EXERCISE INSTRUCTIONS —
Skip the pictures. Repeat everything else in the records word for word.

>> start RECORDS FOR THIS EXERCISE

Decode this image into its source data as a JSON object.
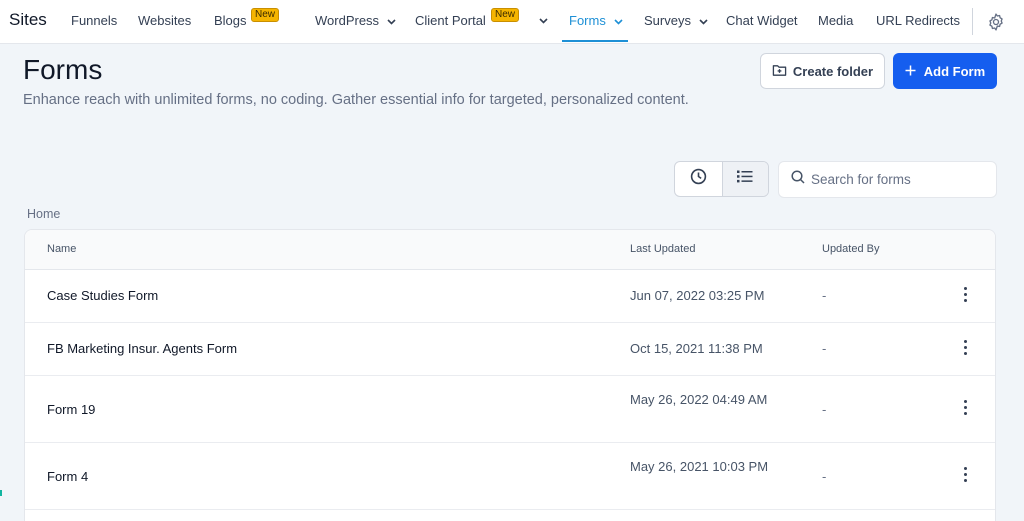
{
  "nav": {
    "title": "Sites",
    "items": [
      {
        "label": "Funnels"
      },
      {
        "label": "Websites"
      },
      {
        "label": "Blogs",
        "badge": "New"
      },
      {
        "label": "WordPress",
        "dropdown": true
      },
      {
        "label": "Client Portal",
        "badge": "New",
        "dropdown": true
      },
      {
        "label": "Forms",
        "dropdown": true,
        "active": true
      },
      {
        "label": "Surveys",
        "dropdown": true
      },
      {
        "label": "Chat Widget"
      },
      {
        "label": "Media"
      },
      {
        "label": "URL Redirects"
      }
    ],
    "settings_icon": "gear-icon"
  },
  "header": {
    "title": "Forms",
    "description": "Enhance reach with unlimited forms, no coding. Gather essential info for targeted, personalized content.",
    "create_folder_label": "Create folder",
    "add_form_label": "Add Form"
  },
  "toolbar": {
    "recent_view_icon": "clock-icon",
    "list_view_icon": "list-icon",
    "search_placeholder": "Search for forms"
  },
  "breadcrumb": "Home",
  "table": {
    "columns": [
      "Name",
      "Last Updated",
      "Updated By"
    ],
    "rows": [
      {
        "name": "Case Studies Form",
        "last_updated": "Jun 07, 2022 03:25 PM",
        "updated_by": "-"
      },
      {
        "name": "FB Marketing Insur. Agents Form",
        "last_updated": "Oct 15, 2021 11:38 PM",
        "updated_by": "-"
      },
      {
        "name": "Form 19",
        "last_updated": "May 26, 2022 04:49 AM",
        "updated_by": "-"
      },
      {
        "name": "Form 4",
        "last_updated": "May 26, 2021 10:03 PM",
        "updated_by": "-"
      }
    ]
  },
  "colors": {
    "accent": "#1e90d6",
    "primary_button": "#155eef",
    "badge": "#f5b400",
    "background": "#f1f5f9"
  }
}
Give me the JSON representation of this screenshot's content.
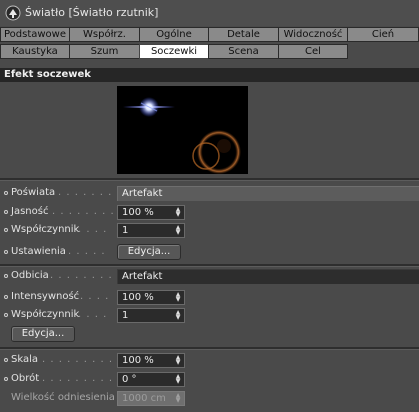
{
  "window": {
    "title": "Światło [Światło rzutnik]",
    "icon": "light-icon"
  },
  "tabs_row1": [
    {
      "label": "Podstawowe",
      "active": false
    },
    {
      "label": "Współrz.",
      "active": false
    },
    {
      "label": "Ogólne",
      "active": false
    },
    {
      "label": "Detale",
      "active": false
    },
    {
      "label": "Widoczność",
      "active": false
    },
    {
      "label": "Cień",
      "active": false
    }
  ],
  "tabs_row2": [
    {
      "label": "Kaustyka",
      "active": false
    },
    {
      "label": "Szum",
      "active": false
    },
    {
      "label": "Soczewki",
      "active": true
    },
    {
      "label": "Scena",
      "active": false
    },
    {
      "label": "Cel",
      "active": false
    }
  ],
  "section": {
    "title": "Efekt soczewek"
  },
  "glow": {
    "label": "Poświata",
    "dots": ". . . . . . . .",
    "value": "Artefakt",
    "brightness": {
      "label": "Jasność",
      "dots": ". . . . . . . . .",
      "value": "100 %"
    },
    "factor": {
      "label": "Współczynnik",
      "dots": ". . . .",
      "value": "1"
    },
    "settings": {
      "label": "Ustawienia",
      "dots": ". . . . .",
      "button": "Edycja..."
    }
  },
  "reflections": {
    "label": "Odbicia",
    "dots": ". . . . . . . . .",
    "value": "Artefakt",
    "intensity": {
      "label": "Intensywność",
      "dots": ". . . .",
      "value": "100 %"
    },
    "factor": {
      "label": "Współczynnik",
      "dots": ". . . .",
      "value": "1"
    },
    "button": "Edycja..."
  },
  "transform": {
    "scale": {
      "label": "Skala",
      "dots": ". . . . . . . . . .",
      "value": "100 %"
    },
    "rotation": {
      "label": "Obrót",
      "dots": ". . . . . . . . . .",
      "value": "0 °"
    },
    "reference_size": {
      "label": "Wielkość odniesienia",
      "value": "1000 cm"
    }
  }
}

>> end RECORDS FOR THIS EXERCISE

COMPLETED TASK —
Decode this image into its source data as a JSON object.
{
  "nav": {
    "title": "Sites",
    "items": [
      {
        "label": "Funnels"
      },
      {
        "label": "Websites"
      },
      {
        "label": "Blogs",
        "badge": "New"
      },
      {
        "label": "WordPress",
        "dropdown": true
      },
      {
        "label": "Client Portal",
        "badge": "New",
        "dropdown": true
      },
      {
        "label": "Forms",
        "dropdown": true,
        "active": true
      },
      {
        "label": "Surveys",
        "dropdown": true
      },
      {
        "label": "Chat Widget"
      },
      {
        "label": "Media"
      },
      {
        "label": "URL Redirects"
      }
    ],
    "settings_icon": "gear-icon"
  },
  "header": {
    "title": "Forms",
    "description": "Enhance reach with unlimited forms, no coding. Gather essential info for targeted, personalized content.",
    "create_folder_label": "Create folder",
    "add_form_label": "Add Form"
  },
  "toolbar": {
    "recent_view_icon": "clock-icon",
    "list_view_icon": "list-icon",
    "search_placeholder": "Search for forms"
  },
  "breadcrumb": "Home",
  "table": {
    "columns": [
      "Name",
      "Last Updated",
      "Updated By"
    ],
    "rows": [
      {
        "name": "Case Studies Form",
        "last_updated": "Jun 07, 2022 03:25 PM",
        "updated_by": "-"
      },
      {
        "name": "FB Marketing Insur. Agents Form",
        "last_updated": "Oct 15, 2021 11:38 PM",
        "updated_by": "-"
      },
      {
        "name": "Form 19",
        "last_updated": "May 26, 2022 04:49 AM",
        "updated_by": "-"
      },
      {
        "name": "Form 4",
        "last_updated": "May 26, 2021 10:03 PM",
        "updated_by": "-"
      }
    ]
  },
  "colors": {
    "accent": "#1e90d6",
    "primary_button": "#155eef",
    "badge": "#f5b400",
    "background": "#f1f5f9"
  }
}
Give me the JSON representation of this screenshot's content.
{
  "window": {
    "title": "Światło [Światło rzutnik]",
    "icon": "light-icon"
  },
  "tabs_row1": [
    {
      "label": "Podstawowe",
      "active": false
    },
    {
      "label": "Współrz.",
      "active": false
    },
    {
      "label": "Ogólne",
      "active": false
    },
    {
      "label": "Detale",
      "active": false
    },
    {
      "label": "Widoczność",
      "active": false
    },
    {
      "label": "Cień",
      "active": false
    }
  ],
  "tabs_row2": [
    {
      "label": "Kaustyka",
      "active": false
    },
    {
      "label": "Szum",
      "active": false
    },
    {
      "label": "Soczewki",
      "active": true
    },
    {
      "label": "Scena",
      "active": false
    },
    {
      "label": "Cel",
      "active": false
    }
  ],
  "section": {
    "title": "Efekt soczewek"
  },
  "glow": {
    "label": "Poświata",
    "dots": ". . . . . . . .",
    "value": "Artefakt",
    "brightness": {
      "label": "Jasność",
      "dots": ". . . . . . . . .",
      "value": "100 %"
    },
    "factor": {
      "label": "Współczynnik",
      "dots": ". . . .",
      "value": "1"
    },
    "settings": {
      "label": "Ustawienia",
      "dots": ". . . . .",
      "button": "Edycja..."
    }
  },
  "reflections": {
    "label": "Odbicia",
    "dots": ". . . . . . . . .",
    "value": "Artefakt",
    "intensity": {
      "label": "Intensywność",
      "dots": ". . . .",
      "value": "100 %"
    },
    "factor": {
      "label": "Współczynnik",
      "dots": ". . . .",
      "value": "1"
    },
    "button": "Edycja..."
  },
  "transform": {
    "scale": {
      "label": "Skala",
      "dots": ". . . . . . . . . .",
      "value": "100 %"
    },
    "rotation": {
      "label": "Obrót",
      "dots": ". . . . . . . . . .",
      "value": "0 °"
    },
    "reference_size": {
      "label": "Wielkość odniesienia",
      "value": "1000 cm"
    }
  }
}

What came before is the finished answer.